> [AIM]
Transcribe the entries that follow exactly as they appear, minus pictures.

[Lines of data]

======

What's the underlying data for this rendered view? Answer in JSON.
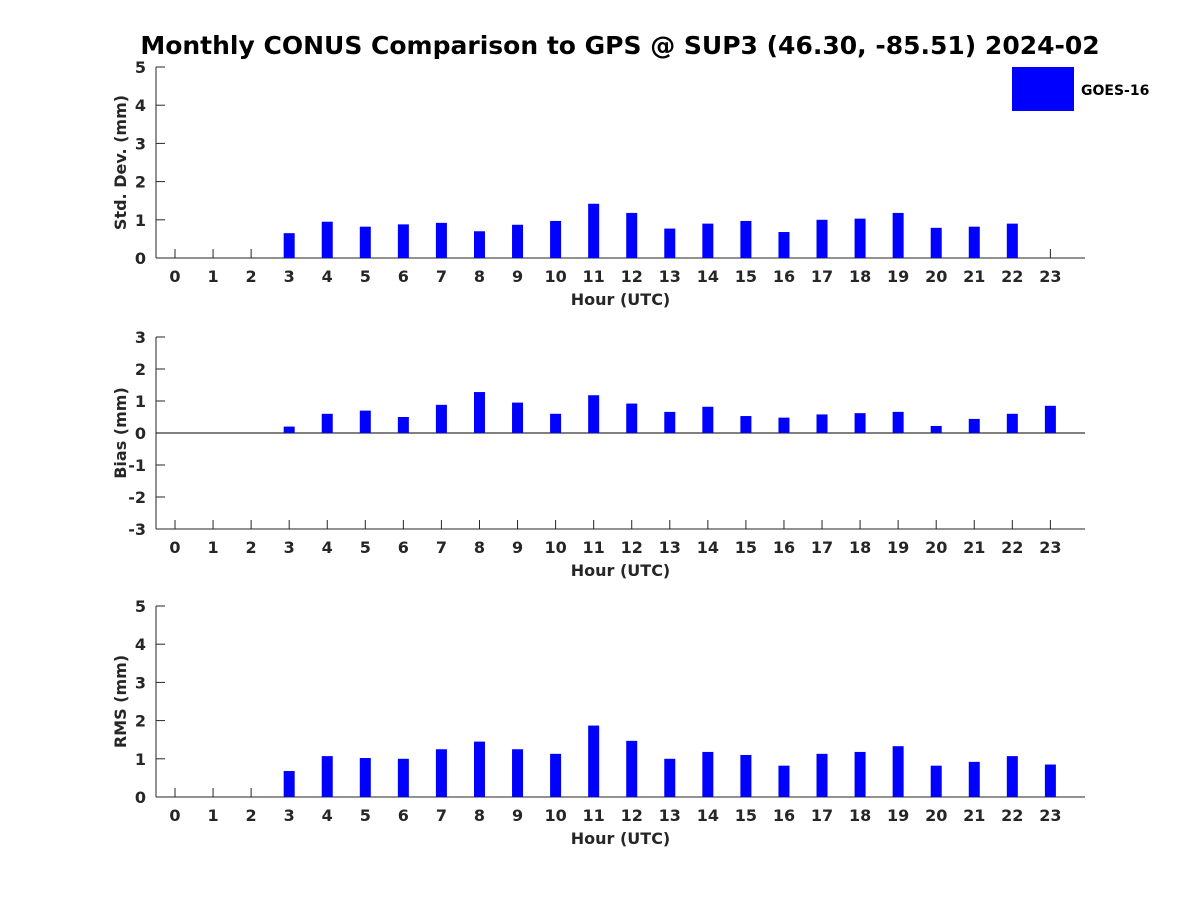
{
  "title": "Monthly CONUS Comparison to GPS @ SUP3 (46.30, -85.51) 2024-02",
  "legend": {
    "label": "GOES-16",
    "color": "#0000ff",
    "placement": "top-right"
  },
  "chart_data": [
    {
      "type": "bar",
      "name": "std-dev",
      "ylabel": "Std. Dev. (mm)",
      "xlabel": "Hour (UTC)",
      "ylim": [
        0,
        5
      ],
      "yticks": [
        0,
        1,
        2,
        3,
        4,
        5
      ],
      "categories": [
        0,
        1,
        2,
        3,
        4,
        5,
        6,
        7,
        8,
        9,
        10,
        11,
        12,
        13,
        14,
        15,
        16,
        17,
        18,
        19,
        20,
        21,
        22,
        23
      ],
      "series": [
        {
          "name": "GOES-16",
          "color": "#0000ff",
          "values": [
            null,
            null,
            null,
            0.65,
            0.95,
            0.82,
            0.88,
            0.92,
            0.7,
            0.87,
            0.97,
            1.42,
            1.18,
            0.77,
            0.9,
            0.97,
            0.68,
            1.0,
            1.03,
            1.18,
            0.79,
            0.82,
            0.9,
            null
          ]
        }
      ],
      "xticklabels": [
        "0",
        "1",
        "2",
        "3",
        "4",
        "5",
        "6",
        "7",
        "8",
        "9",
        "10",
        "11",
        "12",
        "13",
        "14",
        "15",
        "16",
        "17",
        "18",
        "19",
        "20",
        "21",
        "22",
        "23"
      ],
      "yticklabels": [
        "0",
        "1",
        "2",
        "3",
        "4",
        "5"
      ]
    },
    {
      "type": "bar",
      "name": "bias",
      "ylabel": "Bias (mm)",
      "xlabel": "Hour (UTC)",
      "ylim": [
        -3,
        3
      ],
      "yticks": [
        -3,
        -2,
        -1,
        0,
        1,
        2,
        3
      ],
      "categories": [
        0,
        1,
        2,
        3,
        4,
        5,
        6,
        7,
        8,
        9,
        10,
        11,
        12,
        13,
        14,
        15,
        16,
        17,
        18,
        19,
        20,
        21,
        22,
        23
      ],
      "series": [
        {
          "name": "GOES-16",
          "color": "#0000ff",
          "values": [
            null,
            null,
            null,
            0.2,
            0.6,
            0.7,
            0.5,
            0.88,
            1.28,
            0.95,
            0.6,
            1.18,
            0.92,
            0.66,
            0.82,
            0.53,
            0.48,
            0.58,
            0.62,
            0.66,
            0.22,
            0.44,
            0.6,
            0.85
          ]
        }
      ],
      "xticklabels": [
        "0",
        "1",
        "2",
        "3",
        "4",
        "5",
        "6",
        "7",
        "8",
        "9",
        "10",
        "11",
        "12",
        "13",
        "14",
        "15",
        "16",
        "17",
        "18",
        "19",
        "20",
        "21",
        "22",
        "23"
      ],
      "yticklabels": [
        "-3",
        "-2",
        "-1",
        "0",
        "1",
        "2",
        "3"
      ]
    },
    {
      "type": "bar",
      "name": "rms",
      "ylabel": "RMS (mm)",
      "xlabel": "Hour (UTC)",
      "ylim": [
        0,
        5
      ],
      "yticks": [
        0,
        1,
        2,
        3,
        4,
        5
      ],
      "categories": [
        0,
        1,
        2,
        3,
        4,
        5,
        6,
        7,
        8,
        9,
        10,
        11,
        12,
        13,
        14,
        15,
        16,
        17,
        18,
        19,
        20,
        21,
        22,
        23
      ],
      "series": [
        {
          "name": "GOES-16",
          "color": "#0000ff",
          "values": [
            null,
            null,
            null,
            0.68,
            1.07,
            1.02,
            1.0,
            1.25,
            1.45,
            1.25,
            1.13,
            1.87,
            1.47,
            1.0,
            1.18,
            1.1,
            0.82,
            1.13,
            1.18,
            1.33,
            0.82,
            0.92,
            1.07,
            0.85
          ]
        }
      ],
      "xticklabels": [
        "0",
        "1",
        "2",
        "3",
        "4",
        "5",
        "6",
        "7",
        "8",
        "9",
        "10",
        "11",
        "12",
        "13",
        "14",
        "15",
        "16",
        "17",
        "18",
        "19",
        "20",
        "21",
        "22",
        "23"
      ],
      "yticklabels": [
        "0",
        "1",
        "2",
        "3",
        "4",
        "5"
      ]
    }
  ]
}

======

> [OUTPUT OF THE EXERCISE]
What's the underlying data for this rendered view? Answer in JSON.
{
  "title": "Monthly CONUS Comparison to GPS @ SUP3 (46.30, -85.51) 2024-02",
  "legend": {
    "label": "GOES-16",
    "color": "#0000ff",
    "placement": "top-right"
  },
  "chart_data": [
    {
      "type": "bar",
      "name": "std-dev",
      "ylabel": "Std. Dev. (mm)",
      "xlabel": "Hour (UTC)",
      "ylim": [
        0,
        5
      ],
      "yticks": [
        0,
        1,
        2,
        3,
        4,
        5
      ],
      "categories": [
        0,
        1,
        2,
        3,
        4,
        5,
        6,
        7,
        8,
        9,
        10,
        11,
        12,
        13,
        14,
        15,
        16,
        17,
        18,
        19,
        20,
        21,
        22,
        23
      ],
      "series": [
        {
          "name": "GOES-16",
          "color": "#0000ff",
          "values": [
            null,
            null,
            null,
            0.65,
            0.95,
            0.82,
            0.88,
            0.92,
            0.7,
            0.87,
            0.97,
            1.42,
            1.18,
            0.77,
            0.9,
            0.97,
            0.68,
            1.0,
            1.03,
            1.18,
            0.79,
            0.82,
            0.9,
            null
          ]
        }
      ],
      "xticklabels": [
        "0",
        "1",
        "2",
        "3",
        "4",
        "5",
        "6",
        "7",
        "8",
        "9",
        "10",
        "11",
        "12",
        "13",
        "14",
        "15",
        "16",
        "17",
        "18",
        "19",
        "20",
        "21",
        "22",
        "23"
      ],
      "yticklabels": [
        "0",
        "1",
        "2",
        "3",
        "4",
        "5"
      ]
    },
    {
      "type": "bar",
      "name": "bias",
      "ylabel": "Bias (mm)",
      "xlabel": "Hour (UTC)",
      "ylim": [
        -3,
        3
      ],
      "yticks": [
        -3,
        -2,
        -1,
        0,
        1,
        2,
        3
      ],
      "categories": [
        0,
        1,
        2,
        3,
        4,
        5,
        6,
        7,
        8,
        9,
        10,
        11,
        12,
        13,
        14,
        15,
        16,
        17,
        18,
        19,
        20,
        21,
        22,
        23
      ],
      "series": [
        {
          "name": "GOES-16",
          "color": "#0000ff",
          "values": [
            null,
            null,
            null,
            0.2,
            0.6,
            0.7,
            0.5,
            0.88,
            1.28,
            0.95,
            0.6,
            1.18,
            0.92,
            0.66,
            0.82,
            0.53,
            0.48,
            0.58,
            0.62,
            0.66,
            0.22,
            0.44,
            0.6,
            0.85
          ]
        }
      ],
      "xticklabels": [
        "0",
        "1",
        "2",
        "3",
        "4",
        "5",
        "6",
        "7",
        "8",
        "9",
        "10",
        "11",
        "12",
        "13",
        "14",
        "15",
        "16",
        "17",
        "18",
        "19",
        "20",
        "21",
        "22",
        "23"
      ],
      "yticklabels": [
        "-3",
        "-2",
        "-1",
        "0",
        "1",
        "2",
        "3"
      ]
    },
    {
      "type": "bar",
      "name": "rms",
      "ylabel": "RMS (mm)",
      "xlabel": "Hour (UTC)",
      "ylim": [
        0,
        5
      ],
      "yticks": [
        0,
        1,
        2,
        3,
        4,
        5
      ],
      "categories": [
        0,
        1,
        2,
        3,
        4,
        5,
        6,
        7,
        8,
        9,
        10,
        11,
        12,
        13,
        14,
        15,
        16,
        17,
        18,
        19,
        20,
        21,
        22,
        23
      ],
      "series": [
        {
          "name": "GOES-16",
          "color": "#0000ff",
          "values": [
            null,
            null,
            null,
            0.68,
            1.07,
            1.02,
            1.0,
            1.25,
            1.45,
            1.25,
            1.13,
            1.87,
            1.47,
            1.0,
            1.18,
            1.1,
            0.82,
            1.13,
            1.18,
            1.33,
            0.82,
            0.92,
            1.07,
            0.85
          ]
        }
      ],
      "xticklabels": [
        "0",
        "1",
        "2",
        "3",
        "4",
        "5",
        "6",
        "7",
        "8",
        "9",
        "10",
        "11",
        "12",
        "13",
        "14",
        "15",
        "16",
        "17",
        "18",
        "19",
        "20",
        "21",
        "22",
        "23"
      ],
      "yticklabels": [
        "0",
        "1",
        "2",
        "3",
        "4",
        "5"
      ]
    }
  ]
}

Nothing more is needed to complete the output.